Aim. Retype every row from the first one down through the line containing "x-tick-label: −100 [484,464,517,478]", including that line, reproducing each character without alteration.

--- START Input ---

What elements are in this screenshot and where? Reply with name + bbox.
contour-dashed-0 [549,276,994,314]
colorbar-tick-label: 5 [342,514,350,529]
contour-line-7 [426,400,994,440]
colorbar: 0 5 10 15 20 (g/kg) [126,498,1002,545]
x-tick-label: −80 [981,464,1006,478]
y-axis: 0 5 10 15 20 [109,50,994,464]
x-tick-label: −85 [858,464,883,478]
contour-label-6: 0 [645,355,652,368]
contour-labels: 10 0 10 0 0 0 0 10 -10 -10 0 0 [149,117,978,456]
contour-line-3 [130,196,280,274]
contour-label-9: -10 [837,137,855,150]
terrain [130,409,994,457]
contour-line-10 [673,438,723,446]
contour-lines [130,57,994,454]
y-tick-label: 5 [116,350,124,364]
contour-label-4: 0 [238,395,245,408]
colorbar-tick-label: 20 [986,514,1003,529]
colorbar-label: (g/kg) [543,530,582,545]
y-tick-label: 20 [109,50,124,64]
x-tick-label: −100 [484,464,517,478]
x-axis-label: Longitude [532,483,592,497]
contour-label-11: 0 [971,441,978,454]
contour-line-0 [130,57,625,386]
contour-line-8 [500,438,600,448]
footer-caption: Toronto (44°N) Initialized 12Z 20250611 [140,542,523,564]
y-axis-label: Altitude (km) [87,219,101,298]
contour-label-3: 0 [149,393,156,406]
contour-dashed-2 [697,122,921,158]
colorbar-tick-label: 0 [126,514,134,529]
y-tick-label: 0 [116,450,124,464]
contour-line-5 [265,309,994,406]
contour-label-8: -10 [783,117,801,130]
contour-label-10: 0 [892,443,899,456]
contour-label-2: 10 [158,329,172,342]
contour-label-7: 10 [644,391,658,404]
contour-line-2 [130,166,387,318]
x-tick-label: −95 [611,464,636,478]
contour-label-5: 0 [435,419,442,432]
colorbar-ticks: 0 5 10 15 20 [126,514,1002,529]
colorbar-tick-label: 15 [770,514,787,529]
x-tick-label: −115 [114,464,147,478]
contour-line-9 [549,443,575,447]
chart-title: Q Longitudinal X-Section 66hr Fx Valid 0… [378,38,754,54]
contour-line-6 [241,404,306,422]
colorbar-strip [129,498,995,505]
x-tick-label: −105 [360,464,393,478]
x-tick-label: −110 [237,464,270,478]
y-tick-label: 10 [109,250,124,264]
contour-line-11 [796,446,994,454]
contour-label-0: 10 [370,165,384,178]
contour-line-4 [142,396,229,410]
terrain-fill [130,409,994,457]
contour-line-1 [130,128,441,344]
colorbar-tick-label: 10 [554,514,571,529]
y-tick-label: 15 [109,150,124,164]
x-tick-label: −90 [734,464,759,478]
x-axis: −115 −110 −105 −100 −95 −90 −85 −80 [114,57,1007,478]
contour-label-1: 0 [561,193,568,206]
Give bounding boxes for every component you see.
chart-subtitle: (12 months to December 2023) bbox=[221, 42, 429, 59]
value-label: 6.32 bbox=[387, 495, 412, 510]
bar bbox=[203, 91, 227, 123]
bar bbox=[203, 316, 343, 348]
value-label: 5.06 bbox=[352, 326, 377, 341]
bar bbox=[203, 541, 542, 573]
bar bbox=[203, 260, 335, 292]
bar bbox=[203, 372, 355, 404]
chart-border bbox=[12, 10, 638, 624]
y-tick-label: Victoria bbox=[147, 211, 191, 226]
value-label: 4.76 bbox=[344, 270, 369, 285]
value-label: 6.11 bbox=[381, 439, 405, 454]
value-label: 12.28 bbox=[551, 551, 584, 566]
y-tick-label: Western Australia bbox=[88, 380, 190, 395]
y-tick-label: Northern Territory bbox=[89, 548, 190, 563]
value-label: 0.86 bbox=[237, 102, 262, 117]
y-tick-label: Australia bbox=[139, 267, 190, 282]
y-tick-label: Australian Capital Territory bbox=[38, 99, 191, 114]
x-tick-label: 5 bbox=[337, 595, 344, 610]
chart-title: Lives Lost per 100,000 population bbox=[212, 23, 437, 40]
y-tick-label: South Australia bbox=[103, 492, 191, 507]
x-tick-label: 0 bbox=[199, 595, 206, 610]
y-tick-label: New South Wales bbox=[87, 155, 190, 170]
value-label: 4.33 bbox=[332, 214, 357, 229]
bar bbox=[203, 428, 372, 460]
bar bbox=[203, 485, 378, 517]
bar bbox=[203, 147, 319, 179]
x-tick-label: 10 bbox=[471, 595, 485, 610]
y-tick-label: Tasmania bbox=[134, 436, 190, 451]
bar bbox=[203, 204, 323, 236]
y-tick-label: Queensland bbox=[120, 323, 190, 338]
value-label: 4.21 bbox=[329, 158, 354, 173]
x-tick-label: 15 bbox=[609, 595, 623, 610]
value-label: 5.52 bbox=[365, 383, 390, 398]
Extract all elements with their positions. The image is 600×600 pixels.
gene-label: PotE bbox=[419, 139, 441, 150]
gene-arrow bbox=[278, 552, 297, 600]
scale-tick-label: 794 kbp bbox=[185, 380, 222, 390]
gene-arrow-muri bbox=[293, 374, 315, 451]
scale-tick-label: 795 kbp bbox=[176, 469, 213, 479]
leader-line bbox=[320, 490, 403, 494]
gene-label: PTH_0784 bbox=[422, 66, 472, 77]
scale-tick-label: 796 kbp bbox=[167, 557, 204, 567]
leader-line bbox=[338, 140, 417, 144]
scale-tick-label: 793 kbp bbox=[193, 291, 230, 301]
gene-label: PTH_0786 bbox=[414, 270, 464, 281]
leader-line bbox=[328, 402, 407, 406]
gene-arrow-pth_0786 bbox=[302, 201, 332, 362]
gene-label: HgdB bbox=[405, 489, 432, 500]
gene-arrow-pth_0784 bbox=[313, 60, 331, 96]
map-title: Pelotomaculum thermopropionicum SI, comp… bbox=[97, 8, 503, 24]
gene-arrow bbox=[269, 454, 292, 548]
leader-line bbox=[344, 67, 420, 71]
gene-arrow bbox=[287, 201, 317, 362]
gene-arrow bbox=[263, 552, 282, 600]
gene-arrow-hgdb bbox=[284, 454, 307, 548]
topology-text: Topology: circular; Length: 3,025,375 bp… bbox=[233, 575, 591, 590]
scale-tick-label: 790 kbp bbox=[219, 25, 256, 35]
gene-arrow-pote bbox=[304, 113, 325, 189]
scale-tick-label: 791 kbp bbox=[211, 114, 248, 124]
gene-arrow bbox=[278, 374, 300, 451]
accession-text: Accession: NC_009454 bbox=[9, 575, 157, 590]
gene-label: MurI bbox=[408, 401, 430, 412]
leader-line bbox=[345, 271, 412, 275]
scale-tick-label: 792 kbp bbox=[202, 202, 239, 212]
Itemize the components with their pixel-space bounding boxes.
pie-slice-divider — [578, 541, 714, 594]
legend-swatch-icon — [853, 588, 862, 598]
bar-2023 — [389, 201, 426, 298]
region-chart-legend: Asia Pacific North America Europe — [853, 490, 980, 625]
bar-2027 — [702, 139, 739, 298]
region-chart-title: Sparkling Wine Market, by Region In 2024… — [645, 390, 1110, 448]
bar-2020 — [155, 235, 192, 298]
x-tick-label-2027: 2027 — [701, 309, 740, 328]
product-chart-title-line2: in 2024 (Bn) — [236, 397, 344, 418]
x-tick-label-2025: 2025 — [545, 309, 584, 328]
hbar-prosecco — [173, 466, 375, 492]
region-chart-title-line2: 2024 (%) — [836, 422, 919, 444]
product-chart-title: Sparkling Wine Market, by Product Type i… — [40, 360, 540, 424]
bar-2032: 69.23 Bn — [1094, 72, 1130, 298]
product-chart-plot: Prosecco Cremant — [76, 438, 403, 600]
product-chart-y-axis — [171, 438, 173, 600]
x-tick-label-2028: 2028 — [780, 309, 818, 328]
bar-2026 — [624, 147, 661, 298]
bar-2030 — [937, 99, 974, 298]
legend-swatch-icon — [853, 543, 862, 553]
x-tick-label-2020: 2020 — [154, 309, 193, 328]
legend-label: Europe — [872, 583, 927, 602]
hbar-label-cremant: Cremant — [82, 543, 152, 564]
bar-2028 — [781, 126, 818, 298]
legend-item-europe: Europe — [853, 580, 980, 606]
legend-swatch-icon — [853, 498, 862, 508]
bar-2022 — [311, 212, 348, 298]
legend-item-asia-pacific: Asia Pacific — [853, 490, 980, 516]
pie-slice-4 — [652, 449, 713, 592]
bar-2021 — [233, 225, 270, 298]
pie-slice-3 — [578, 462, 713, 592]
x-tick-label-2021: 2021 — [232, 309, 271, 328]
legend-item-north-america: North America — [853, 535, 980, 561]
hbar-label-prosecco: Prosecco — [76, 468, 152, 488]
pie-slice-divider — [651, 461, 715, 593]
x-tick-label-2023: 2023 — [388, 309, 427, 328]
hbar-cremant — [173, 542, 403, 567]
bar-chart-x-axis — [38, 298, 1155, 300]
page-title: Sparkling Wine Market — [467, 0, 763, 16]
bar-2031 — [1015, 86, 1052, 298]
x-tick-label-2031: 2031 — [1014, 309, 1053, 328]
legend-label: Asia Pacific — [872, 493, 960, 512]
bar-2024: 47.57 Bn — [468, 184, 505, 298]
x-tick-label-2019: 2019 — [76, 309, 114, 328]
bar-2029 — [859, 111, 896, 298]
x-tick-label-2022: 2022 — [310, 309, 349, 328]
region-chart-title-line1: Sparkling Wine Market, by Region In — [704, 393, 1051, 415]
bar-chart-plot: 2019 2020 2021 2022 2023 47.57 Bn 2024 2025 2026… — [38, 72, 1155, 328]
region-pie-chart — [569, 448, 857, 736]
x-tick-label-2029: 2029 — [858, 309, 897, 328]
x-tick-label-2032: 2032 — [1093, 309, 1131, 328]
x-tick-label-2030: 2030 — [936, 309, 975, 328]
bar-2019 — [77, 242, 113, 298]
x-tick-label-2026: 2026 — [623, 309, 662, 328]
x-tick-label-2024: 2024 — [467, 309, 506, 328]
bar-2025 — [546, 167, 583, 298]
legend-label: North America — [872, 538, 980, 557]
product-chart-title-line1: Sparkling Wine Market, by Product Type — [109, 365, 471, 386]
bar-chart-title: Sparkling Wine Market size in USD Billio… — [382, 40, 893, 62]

--- END Input ---

Solution to the problem.
What elements are in this screenshot and where? Reply with name + bbox.
contour-dashed-0 [549,276,994,314]
colorbar-tick-label: 5 [342,514,350,529]
contour-line-7 [426,400,994,440]
colorbar: 0 5 10 15 20 (g/kg) [126,498,1002,545]
x-tick-label: −80 [981,464,1006,478]
y-axis: 0 5 10 15 20 [109,50,994,464]
x-tick-label: −85 [858,464,883,478]
contour-label-6: 0 [645,355,652,368]
contour-labels: 10 0 10 0 0 0 0 10 -10 -10 0 0 [149,117,978,456]
contour-line-3 [130,196,280,274]
contour-label-9: -10 [837,137,855,150]
terrain [130,409,994,457]
contour-line-10 [673,438,723,446]
contour-lines [130,57,994,454]
y-tick-label: 5 [116,350,124,364]
contour-label-4: 0 [238,395,245,408]
colorbar-tick-label: 20 [986,514,1003,529]
colorbar-label: (g/kg) [543,530,582,545]
y-tick-label: 20 [109,50,124,64]
x-tick-label: −100 [484,464,517,478]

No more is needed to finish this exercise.